# Logistic Regression to Classify Terrain by IMU and Odometry Data from TurtleBot3
### By Jacob Laframboise, Jack Demeter
Logistic regression works great when the data is randomly split into train and test (high 90 accuracy), but it struggles when the data is split into train/test based on which trial number is was collected in. This further supports the hypothesis that data from each run is more similar to itself than data from a given terrain. 



In [3]:
# imports
import pandas as pd
import numpy as np
import seaborn as sns
import matplotlib.pyplot as plt
import os
from sklearn.cluster import KMeans
from sklearn.decomposition import PCA
from sklearn.preprocessing import StandardScaler, MinMaxScaler, RobustScaler, PowerTransformer
from sklearn.model_selection import train_test_split
from sklearn.linear_model import LogisticRegression
from sklearn import metrics

from sklearn.feature_selection import SelectKBest, chi2

import plotly as ply
import plotly.graph_objs as go
from plotly.offline import download_plotlyjs, init_notebook_mode, plot, iplot
%matplotlib notebook

pd.set_option('display.max_columns', 120)
pd.set_option('display.max_rows', 80)

## Data Pre-Processing
We load in individual csv files collected from Rosbag on TurtleBot3 with ROS.

In [3]:
# Set dataFolder path to data file location
dataFolder = r"C:\Users\jaker\Documents\Experiment3Data-2019-11-21"

◆ TASK REQUIREMENTS ◆
In the terrain-classification notebook above, what accuracy does logistic regression reach when the data is split randomly into train and test sets?

◆ RECORDS PROVIDED ◆
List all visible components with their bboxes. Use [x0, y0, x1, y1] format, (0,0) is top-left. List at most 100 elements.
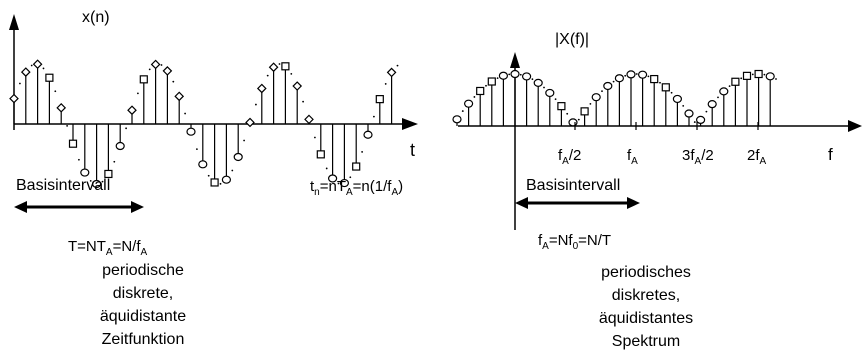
sample-marker	[304, 114, 314, 125]
tick-label-fa: fA	[627, 147, 638, 167]
envelope-dot	[243, 139, 246, 142]
envelope-dot	[66, 124, 68, 127]
envelope-dot	[196, 148, 198, 151]
tick-label-2fa: 2fA	[747, 147, 767, 167]
time-domain-plot	[9, 14, 418, 189]
envelope-dot	[325, 167, 328, 170]
envelope-dot	[461, 110, 464, 112]
envelope-dot	[184, 112, 187, 115]
envelope-dot	[101, 180, 104, 183]
frequency-domain-plot	[452, 52, 862, 230]
envelope-dot	[717, 96, 719, 99]
sample-marker	[80, 168, 90, 177]
envelope-dot	[751, 73, 754, 76]
sample-marker	[614, 74, 625, 83]
sample-marker	[352, 162, 361, 171]
envelope-dot	[219, 182, 222, 185]
sample-marker	[487, 77, 496, 86]
sample-marker	[127, 105, 137, 116]
envelope-dot	[566, 112, 569, 115]
sample-marker	[568, 118, 578, 127]
sample-marker	[719, 87, 729, 96]
envelope-dot	[496, 77, 499, 80]
sample-marker	[139, 75, 148, 84]
sample-marker	[510, 69, 520, 79]
right-description: periodisches diskretes, äquidistantes Sp…	[599, 264, 693, 350]
envelope-dot	[349, 176, 352, 179]
sample-marker	[533, 78, 543, 87]
envelope-dot	[396, 64, 399, 67]
sample-marker	[661, 83, 670, 92]
envelope-dot	[601, 90, 603, 93]
sample-marker	[233, 152, 243, 162]
envelope-dot	[519, 73, 522, 76]
left-desc-line: Zeitfunktion	[102, 331, 185, 348]
right-interval-arrow	[515, 197, 640, 209]
envelope-dot	[647, 75, 650, 78]
sample-marker	[9, 93, 19, 104]
sample-marker	[328, 174, 338, 183]
time-formula: tn=nTA=n(1/fA)	[310, 178, 403, 198]
left-desc-line: äquidistante	[100, 308, 186, 325]
sample-marker	[20, 67, 31, 77]
sample-marker	[32, 59, 43, 70]
envelope-dot	[682, 104, 685, 107]
envelope-dot	[373, 115, 375, 118]
left-y-label: x(n)	[82, 9, 110, 26]
sample-marker	[375, 95, 384, 104]
sample-marker	[476, 86, 485, 96]
sample-marker	[707, 100, 717, 109]
right-desc-line: äquidistantes	[599, 310, 693, 327]
sample-marker	[210, 178, 219, 187]
envelope-dot	[30, 64, 33, 67]
envelope-dot	[231, 169, 234, 172]
envelope-dot	[207, 174, 210, 177]
sample-marker	[68, 139, 78, 148]
envelope-dot	[473, 96, 476, 98]
left-desc-line: diskrete,	[113, 285, 173, 302]
sample-marker	[162, 66, 173, 76]
right-interval-label: Basisintervall	[526, 177, 620, 194]
envelope-dot	[508, 73, 511, 76]
sample-marker	[557, 102, 566, 111]
envelope-dot	[137, 92, 139, 95]
sample-marker	[45, 73, 54, 82]
envelope-dot	[740, 77, 743, 80]
envelope-dot	[148, 68, 151, 71]
envelope-dot	[302, 100, 304, 103]
envelope-dot	[113, 160, 116, 163]
sample-marker	[221, 175, 231, 184]
right-desc-line: Spektrum	[612, 333, 680, 350]
envelope-dot	[42, 67, 45, 70]
sample-marker	[316, 150, 325, 159]
spectrum-samples	[452, 69, 777, 130]
envelope-dot	[337, 182, 340, 185]
sample-marker	[637, 70, 648, 79]
sample-marker	[684, 109, 694, 118]
tick-label-3fa-half: 3fA/2	[682, 147, 714, 167]
freq-formula: fA=Nf0=N/T	[538, 232, 611, 252]
sample-marker	[521, 72, 532, 81]
envelope-dot	[624, 74, 627, 77]
sample-marker	[650, 74, 659, 84]
envelope-dot	[635, 73, 638, 75]
sample-marker	[591, 93, 601, 102]
sample-marker	[386, 67, 397, 78]
sample-marker	[91, 179, 102, 189]
left-x-arrow	[402, 118, 418, 130]
left-interval-arrow	[14, 201, 144, 213]
envelope-dot	[278, 63, 281, 65]
envelope-dot	[589, 103, 592, 105]
sample-marker	[268, 62, 279, 73]
envelope-dot	[775, 78, 777, 80]
sample-marker	[281, 62, 290, 71]
envelope-dot	[763, 73, 766, 76]
envelope-dot	[543, 86, 545, 89]
envelope-dot	[384, 83, 387, 85]
sample-marker	[603, 81, 613, 91]
sample-marker	[104, 169, 113, 179]
sample-marker	[174, 91, 185, 102]
envelope-dot	[125, 127, 127, 130]
left-y-arrow	[9, 14, 19, 30]
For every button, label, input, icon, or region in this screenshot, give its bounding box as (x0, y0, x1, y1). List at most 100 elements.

◆ PROBLEM SOLUTION ◆
High 90s accuracy.